***** Kutipan Dokumen *****

Connect with us

Opini

Pergantian Ortagus: Tanda Gagalnya Tekanan AS?

Published

on

Ketika sebuah negeri hancur oleh perang, krisis, dan ketidakpastian, datang tekanan dari luar yang hendak mengatur isi rumahnya. Inilah yang kini dialami Lebanon. Di tengah ketegangan yang tak kunjung surut, kabar dari The Cradle pada 1 Juni 2025 mengguncang percakapan geopolitik: Morgan Ortagus, Wakil Utusan Khusus AS untuk Lebanon, akan segera diganti dan dialihkan ke posisi lain dalam administrasi Trump. Di balik berita ini, tersimpan pertanyaan-pertanyaan besar tentang arah kebijakan Amerika Serikat di Timur Tengah dan nasib Lebanon yang terus terombang-ambing di antara krisis internal dan tekanan eksternal.

Kekhawatiran merayap di benak banyak pihak—terutama di Lebanon, negeri yang telah lama dihantui luka-luka konflik, krisis ekonomi, dan polarisasi politik. Bagaimana mungkin tekanan dari luar, yang dipersonifikasikan oleh Ortagus, berharap dapat membongkar kekuasaan Hizbullah, sementara rakyat Lebanon masih bergelut dengan puing-puing krisis yang tak kunjung pulih? Laporan itu, diperkuat oleh sumber Gedung Putih lewat jurnalis Laura Loomer di platform X, menandakan adanya perubahan arah. Apa yang mendorong langkah ini? Mungkinkah pendekatan tegas Ortagus justru menemui jalan buntu?

*****

Soal Latihan
**1)** Tolong tentukan apakah tiap pernyataan berikut sesuai dengan tulisan tentang pergantian Ortagus, lalu jawab ya atau tidak dan kutip kata-kata penentunya dari tulisan itu secara persis. (a) Kabar pergantian Ortagus dimuat The Cradle pada 1 Juni 2025. (b) Ortagus akan dikeluarkan sepenuhnya dari administrasi Trump. (c) Laporan itu diperkuat oleh sumber Gedung Putih lewat jurnalis Laura Loomer.
**2)** Teruskan tulisan tentang pergantian Ortagus, mulai setelah kalimat terakhirnya.
Entri yang disediakan tidak berkaitan dengan tulisan tentang pergantian Ortagus.

***** Entri yang Disediakan *****

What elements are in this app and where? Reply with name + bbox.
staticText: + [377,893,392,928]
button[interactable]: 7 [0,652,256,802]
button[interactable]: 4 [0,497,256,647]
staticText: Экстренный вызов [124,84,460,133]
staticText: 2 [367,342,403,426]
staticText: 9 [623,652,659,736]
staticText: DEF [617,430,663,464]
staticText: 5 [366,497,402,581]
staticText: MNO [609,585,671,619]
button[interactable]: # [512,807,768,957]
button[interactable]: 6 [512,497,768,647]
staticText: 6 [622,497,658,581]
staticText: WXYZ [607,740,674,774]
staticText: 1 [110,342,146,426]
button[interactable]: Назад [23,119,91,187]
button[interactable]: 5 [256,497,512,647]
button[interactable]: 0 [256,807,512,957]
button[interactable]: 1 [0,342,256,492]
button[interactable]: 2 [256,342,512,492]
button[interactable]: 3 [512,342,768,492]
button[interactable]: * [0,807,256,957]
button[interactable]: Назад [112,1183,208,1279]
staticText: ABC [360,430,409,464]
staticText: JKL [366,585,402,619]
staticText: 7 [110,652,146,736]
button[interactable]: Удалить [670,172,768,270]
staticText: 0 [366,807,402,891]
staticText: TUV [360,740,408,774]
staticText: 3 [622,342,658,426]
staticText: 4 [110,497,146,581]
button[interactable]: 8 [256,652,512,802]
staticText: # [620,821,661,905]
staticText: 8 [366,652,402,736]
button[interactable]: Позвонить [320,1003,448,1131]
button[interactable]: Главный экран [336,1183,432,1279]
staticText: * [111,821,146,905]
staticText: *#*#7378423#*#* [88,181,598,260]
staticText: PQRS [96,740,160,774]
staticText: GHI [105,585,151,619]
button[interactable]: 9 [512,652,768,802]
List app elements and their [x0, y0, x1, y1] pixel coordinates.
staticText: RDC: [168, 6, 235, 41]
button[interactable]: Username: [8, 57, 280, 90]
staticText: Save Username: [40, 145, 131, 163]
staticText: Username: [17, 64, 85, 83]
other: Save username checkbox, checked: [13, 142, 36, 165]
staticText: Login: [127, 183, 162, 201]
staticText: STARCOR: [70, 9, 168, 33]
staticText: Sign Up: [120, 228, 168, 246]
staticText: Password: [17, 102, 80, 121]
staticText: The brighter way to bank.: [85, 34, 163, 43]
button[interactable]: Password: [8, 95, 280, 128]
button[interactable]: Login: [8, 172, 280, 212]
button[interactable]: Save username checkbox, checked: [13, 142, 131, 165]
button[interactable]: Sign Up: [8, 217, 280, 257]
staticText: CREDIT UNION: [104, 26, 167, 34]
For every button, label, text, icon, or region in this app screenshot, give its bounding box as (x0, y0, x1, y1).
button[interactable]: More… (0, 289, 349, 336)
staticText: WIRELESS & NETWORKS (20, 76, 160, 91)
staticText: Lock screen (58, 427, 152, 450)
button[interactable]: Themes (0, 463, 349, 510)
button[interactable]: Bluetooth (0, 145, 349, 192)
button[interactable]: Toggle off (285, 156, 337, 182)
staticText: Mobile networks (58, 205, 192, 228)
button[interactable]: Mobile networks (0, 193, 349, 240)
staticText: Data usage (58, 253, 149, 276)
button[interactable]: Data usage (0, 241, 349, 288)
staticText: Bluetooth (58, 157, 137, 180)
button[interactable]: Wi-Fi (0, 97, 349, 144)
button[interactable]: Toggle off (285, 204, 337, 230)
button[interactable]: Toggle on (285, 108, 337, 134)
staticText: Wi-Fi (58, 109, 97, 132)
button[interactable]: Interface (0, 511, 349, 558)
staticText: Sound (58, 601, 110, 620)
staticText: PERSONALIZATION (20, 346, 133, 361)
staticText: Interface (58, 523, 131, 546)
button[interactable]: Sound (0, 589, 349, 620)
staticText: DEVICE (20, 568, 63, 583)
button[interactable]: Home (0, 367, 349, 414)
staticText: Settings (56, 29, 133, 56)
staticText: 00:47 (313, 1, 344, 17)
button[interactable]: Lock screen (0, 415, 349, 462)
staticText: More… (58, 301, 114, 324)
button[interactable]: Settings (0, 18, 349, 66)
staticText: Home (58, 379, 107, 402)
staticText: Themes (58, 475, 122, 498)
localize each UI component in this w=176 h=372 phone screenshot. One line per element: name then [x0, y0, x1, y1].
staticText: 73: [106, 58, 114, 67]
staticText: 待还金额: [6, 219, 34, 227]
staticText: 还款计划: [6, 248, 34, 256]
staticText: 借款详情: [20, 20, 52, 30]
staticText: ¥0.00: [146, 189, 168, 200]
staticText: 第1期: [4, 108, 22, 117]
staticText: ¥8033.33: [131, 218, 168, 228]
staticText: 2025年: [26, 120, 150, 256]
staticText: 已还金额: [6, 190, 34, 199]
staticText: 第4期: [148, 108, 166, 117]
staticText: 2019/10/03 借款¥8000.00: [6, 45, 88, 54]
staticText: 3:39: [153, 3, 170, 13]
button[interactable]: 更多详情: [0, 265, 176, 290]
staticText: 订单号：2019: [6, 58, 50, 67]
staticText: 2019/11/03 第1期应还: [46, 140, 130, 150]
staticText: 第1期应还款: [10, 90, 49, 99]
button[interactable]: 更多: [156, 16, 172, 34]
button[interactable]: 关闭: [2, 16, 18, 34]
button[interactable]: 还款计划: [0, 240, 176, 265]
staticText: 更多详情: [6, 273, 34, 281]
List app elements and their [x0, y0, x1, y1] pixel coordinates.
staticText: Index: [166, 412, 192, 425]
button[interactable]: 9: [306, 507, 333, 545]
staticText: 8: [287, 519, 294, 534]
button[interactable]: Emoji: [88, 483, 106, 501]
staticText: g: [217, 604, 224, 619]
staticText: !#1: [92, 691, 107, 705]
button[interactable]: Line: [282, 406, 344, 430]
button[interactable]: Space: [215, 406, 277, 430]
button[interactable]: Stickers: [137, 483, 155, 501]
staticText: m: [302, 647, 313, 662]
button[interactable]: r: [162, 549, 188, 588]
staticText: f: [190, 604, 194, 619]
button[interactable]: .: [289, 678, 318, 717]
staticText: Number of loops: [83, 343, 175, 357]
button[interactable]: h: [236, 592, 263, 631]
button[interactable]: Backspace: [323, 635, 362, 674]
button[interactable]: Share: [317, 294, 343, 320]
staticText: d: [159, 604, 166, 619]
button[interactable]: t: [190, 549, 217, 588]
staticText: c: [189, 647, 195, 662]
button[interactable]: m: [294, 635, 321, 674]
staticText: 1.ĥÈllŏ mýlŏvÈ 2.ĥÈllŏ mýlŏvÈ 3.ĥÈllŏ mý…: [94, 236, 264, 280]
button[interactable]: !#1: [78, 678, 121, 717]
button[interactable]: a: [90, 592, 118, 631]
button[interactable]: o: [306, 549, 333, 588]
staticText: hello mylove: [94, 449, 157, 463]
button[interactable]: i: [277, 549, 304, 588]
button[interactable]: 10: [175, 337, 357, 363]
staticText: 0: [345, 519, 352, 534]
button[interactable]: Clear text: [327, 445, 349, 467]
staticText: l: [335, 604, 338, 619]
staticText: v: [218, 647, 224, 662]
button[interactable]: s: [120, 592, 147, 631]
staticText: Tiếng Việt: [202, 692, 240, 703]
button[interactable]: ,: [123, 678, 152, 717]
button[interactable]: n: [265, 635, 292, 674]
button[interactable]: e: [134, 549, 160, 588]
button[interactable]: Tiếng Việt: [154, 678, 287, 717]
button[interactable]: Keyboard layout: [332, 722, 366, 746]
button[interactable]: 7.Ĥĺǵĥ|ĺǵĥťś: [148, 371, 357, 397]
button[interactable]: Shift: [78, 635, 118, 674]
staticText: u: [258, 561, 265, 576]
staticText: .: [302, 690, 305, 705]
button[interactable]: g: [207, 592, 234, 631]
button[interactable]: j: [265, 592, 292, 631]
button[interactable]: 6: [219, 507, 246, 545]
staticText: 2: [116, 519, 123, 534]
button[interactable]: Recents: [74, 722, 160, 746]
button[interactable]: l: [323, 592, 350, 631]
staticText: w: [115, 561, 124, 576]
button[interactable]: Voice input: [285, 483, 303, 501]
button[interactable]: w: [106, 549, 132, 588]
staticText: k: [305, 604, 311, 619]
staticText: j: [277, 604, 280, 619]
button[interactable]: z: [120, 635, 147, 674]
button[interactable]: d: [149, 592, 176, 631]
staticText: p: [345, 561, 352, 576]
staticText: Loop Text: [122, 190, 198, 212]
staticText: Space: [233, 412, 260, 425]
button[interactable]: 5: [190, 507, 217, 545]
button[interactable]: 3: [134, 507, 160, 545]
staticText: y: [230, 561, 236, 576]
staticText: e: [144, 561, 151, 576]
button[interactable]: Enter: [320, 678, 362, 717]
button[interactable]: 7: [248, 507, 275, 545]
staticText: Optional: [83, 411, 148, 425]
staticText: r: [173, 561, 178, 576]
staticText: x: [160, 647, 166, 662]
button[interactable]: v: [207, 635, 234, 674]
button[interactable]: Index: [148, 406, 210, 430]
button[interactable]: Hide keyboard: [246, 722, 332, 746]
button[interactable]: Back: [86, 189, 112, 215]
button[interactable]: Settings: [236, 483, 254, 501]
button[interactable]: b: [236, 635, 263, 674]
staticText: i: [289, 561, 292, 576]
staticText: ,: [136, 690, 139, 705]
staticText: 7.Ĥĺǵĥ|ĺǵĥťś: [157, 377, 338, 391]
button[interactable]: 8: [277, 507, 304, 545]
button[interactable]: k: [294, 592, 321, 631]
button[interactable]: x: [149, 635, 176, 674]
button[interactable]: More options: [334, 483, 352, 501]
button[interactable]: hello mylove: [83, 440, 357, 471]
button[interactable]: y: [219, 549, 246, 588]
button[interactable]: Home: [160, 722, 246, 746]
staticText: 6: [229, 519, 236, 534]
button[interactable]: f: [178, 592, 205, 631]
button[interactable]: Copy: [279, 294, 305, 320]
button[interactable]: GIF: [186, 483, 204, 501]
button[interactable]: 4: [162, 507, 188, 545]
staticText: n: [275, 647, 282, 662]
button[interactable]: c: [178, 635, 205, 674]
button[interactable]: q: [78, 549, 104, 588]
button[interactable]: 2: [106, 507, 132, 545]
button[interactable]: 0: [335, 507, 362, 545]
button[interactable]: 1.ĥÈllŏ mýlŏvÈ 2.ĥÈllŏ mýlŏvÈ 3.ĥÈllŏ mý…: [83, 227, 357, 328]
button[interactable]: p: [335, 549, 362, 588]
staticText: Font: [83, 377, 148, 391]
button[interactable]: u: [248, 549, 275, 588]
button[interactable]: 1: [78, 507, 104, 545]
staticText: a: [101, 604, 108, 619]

*****

Jawaban Tiap Soal
**1)**
(a) Ya: "kabar dari The Cradle pada 1 Juni 2025 mengguncang percakapan geopolitik"
(b) Tidak: "akan segera diganti dan dialihkan ke posisi lain dalam administrasi Trump"
(c) Ya: "diperkuat oleh sumber Gedung Putih lewat jurnalis Laura Loomer di platform X"

**2)**
Ortagus dikenal luas karena pendekatannya yang keras dan tanpa kompromi. Dalam wawancara dengan Al-Arabiya pada April 2025, ia menyebut Hizbullah sebagai “kanker” yang harus “dipotong” dari tubuh Lebanon. Kata-kata itu tajam, menusuk, dan mencerminkan misi yang ia emban: menekan pemerintah Lebanon untuk melucuti senjata Hizbullah serta kelompok-kelompok perlawanan Palestina. Kunjungannya ke Istana Baabda, di mana ia secara terbuka menyampaikan terima kasih kepada Israel atas apa yang ia sebut sebagai “kemenangan” atas Hizbullah, justru memperuncing tensi di wilayah yang sudah rapuh. Bayangkan, di tengah krisis ekonomi yang mencengkeram—dengan inflasi meroket dan mata uang yang ambruk—tekanan asing semacam ini terasa seperti menabur garam di atas luka terbuka.

Pengalaman Indonesia sendiri tidak asing dengan tekanan dari luar di masa krisis. Krisis moneter 1998 adalah contoh nyata bagaimana campur tangan eksternal, meskipun kadang dikemas sebagai bantuan, bisa memicu ketidakstabilan yang lebih dalam. Dalam konteks ini, Lebanon menjadi cermin yang memantulkan betapa gentingnya keseimbangan sebuah negara saat beban internal dan tekanan asing saling bertabrakan.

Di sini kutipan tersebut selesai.